▸ **WRITTEN TASK**
Look through the data below and report how many lines include "Classification". Only the number should be given.

## BEGIN GIVEN RECORDS

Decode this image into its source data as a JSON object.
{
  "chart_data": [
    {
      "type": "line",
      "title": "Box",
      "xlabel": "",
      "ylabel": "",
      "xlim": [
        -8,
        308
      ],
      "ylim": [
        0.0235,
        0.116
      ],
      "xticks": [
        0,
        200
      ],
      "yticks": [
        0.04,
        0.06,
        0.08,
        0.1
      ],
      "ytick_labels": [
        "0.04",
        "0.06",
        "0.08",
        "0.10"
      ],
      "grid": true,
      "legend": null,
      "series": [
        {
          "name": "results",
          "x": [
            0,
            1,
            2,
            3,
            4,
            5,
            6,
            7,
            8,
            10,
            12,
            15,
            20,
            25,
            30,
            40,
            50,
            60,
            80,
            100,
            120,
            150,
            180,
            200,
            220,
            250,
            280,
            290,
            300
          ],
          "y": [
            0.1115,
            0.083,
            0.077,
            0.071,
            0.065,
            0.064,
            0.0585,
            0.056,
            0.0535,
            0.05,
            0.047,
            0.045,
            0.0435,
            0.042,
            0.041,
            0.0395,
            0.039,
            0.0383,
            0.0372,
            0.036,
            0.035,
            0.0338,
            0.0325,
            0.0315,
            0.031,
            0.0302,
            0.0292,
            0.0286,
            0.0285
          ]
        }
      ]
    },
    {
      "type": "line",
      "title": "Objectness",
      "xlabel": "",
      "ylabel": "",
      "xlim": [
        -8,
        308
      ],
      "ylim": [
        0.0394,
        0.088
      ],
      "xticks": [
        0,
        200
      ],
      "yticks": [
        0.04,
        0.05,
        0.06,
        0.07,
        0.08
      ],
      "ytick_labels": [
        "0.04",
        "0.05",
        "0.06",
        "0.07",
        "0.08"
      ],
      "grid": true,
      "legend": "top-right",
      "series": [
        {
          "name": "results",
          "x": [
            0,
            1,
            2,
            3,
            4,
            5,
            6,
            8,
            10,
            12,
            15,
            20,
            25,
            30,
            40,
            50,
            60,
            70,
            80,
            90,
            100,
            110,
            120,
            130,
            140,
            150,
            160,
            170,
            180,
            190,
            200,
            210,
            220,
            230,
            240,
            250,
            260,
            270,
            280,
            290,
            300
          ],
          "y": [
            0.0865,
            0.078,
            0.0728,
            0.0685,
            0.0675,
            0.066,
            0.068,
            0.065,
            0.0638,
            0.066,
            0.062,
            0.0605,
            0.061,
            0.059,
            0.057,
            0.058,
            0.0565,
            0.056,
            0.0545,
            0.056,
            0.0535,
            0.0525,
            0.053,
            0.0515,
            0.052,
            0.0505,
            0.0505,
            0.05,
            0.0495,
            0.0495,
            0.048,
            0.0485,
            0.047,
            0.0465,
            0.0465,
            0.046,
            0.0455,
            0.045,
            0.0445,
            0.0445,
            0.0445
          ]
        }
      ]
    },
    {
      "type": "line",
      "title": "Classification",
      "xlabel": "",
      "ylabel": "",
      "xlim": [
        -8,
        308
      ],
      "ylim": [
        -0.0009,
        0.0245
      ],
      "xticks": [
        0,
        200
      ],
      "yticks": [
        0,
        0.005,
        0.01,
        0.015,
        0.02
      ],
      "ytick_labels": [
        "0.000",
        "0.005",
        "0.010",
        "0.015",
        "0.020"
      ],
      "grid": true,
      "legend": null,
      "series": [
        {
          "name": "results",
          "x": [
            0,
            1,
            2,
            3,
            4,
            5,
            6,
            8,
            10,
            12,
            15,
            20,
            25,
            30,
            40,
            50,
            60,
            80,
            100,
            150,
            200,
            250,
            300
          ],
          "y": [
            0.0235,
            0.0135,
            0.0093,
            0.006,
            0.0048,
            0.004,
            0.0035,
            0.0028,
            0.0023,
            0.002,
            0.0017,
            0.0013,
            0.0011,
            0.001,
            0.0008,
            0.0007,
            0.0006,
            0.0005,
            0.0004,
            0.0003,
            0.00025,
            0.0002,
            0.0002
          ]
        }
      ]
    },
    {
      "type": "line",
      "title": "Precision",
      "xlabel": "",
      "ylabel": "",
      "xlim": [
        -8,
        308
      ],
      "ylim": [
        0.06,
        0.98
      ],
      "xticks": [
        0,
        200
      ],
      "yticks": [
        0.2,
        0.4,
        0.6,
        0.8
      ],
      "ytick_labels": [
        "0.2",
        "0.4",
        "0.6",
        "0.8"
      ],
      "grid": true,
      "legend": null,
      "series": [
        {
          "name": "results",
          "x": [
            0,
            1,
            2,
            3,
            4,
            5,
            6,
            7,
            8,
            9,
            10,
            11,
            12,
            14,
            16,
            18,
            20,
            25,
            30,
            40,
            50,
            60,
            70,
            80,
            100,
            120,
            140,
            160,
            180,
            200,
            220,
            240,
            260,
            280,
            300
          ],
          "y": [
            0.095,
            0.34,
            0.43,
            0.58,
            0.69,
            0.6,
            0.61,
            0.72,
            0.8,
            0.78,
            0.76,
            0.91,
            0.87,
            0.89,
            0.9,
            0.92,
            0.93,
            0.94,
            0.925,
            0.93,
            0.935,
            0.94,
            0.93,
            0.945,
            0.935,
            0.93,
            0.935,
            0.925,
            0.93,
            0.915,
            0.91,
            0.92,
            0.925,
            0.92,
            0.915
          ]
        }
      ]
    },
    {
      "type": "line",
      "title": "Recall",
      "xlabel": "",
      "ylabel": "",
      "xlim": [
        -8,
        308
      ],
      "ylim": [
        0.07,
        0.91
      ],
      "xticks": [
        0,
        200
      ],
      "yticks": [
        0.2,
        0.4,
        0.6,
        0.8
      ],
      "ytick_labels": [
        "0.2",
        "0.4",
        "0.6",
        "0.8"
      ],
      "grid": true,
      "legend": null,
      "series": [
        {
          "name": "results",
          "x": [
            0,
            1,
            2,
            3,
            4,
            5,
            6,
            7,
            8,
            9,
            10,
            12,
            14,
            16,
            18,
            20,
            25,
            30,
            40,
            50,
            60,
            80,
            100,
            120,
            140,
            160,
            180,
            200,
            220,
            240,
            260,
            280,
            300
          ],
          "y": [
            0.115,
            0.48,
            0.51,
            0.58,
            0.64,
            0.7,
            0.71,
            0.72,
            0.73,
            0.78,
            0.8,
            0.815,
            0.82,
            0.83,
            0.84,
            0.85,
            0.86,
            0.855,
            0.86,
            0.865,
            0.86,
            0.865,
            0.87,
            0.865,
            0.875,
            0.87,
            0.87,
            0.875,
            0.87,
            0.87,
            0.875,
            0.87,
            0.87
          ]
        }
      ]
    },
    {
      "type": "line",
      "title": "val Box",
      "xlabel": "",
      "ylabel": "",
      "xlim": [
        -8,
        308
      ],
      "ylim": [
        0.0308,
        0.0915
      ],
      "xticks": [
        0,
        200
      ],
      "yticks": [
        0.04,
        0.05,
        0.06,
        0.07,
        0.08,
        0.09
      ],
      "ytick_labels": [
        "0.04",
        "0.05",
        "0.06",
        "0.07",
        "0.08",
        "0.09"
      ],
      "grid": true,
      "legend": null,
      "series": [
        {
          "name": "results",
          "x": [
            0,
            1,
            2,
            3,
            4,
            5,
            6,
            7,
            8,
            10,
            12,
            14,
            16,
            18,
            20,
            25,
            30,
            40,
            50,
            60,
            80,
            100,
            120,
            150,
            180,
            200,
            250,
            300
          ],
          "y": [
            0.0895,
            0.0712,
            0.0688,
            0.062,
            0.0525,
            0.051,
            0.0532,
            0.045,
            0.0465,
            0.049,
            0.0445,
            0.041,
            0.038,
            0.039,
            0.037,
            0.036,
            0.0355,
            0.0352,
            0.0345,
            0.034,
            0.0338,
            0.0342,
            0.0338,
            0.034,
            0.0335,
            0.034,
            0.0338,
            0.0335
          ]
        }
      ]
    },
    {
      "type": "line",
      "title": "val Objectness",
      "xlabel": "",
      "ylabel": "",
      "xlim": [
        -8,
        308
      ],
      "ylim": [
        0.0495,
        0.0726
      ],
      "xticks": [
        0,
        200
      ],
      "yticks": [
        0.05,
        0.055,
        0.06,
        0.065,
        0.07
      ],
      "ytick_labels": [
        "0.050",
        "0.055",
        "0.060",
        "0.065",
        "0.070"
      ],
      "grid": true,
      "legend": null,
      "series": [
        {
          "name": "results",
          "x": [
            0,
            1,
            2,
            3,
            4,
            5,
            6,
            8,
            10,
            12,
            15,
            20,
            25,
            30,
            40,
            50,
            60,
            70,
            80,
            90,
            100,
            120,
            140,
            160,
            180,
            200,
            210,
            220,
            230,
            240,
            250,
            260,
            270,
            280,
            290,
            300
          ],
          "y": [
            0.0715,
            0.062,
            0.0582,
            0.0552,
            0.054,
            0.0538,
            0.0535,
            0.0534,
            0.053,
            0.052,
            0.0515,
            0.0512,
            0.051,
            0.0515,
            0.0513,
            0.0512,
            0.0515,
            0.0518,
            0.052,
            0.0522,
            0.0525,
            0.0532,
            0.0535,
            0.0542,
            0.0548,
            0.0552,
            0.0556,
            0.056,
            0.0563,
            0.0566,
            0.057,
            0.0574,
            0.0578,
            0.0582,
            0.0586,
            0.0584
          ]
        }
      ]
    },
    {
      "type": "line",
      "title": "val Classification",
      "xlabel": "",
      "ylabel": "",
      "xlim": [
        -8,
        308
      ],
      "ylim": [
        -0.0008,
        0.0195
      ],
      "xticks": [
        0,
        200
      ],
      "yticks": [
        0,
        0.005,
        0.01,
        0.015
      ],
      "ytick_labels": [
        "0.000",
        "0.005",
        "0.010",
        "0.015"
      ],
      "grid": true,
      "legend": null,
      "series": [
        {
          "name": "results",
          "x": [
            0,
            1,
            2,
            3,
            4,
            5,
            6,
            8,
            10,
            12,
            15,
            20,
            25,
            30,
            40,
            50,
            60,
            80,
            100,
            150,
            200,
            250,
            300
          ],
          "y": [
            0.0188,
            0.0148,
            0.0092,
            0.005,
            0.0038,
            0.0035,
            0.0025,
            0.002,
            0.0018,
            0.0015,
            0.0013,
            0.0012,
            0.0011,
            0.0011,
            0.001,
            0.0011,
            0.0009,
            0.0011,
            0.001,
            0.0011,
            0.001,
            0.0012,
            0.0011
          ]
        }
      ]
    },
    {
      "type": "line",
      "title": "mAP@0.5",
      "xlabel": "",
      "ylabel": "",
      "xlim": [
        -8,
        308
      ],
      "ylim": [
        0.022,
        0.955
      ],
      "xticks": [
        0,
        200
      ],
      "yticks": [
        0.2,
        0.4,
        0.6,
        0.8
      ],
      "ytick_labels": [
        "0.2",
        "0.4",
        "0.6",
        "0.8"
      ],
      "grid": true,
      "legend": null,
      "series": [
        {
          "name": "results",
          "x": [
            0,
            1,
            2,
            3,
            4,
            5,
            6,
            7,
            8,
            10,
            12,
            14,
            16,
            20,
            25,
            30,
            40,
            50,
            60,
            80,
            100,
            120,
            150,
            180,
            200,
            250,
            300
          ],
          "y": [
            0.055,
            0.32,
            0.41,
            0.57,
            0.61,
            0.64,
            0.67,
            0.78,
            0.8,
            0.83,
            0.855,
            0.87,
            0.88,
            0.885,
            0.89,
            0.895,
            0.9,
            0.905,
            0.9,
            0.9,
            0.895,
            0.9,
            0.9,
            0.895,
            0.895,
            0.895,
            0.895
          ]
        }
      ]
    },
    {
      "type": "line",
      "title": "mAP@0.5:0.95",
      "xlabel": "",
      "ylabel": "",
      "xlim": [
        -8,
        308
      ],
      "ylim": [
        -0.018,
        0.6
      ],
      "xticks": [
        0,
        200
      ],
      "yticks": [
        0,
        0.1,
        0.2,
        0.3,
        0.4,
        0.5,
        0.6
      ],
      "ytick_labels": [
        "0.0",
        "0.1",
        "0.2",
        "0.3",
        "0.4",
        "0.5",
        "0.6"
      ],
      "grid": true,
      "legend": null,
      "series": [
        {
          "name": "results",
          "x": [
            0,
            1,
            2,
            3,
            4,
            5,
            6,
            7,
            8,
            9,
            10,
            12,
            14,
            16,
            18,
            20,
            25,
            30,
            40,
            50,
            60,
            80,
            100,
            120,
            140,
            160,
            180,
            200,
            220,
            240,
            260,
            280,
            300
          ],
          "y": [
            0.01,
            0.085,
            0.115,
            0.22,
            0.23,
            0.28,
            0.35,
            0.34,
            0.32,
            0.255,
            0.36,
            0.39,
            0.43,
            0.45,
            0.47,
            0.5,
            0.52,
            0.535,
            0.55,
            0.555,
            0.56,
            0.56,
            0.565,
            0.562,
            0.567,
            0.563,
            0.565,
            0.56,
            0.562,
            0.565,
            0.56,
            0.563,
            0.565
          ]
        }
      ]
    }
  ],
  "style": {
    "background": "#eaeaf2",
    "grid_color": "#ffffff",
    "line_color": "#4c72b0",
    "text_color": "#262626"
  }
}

## END GIVEN RECORDS

▸ **ANSWER FOR THIS EXERCISE**
2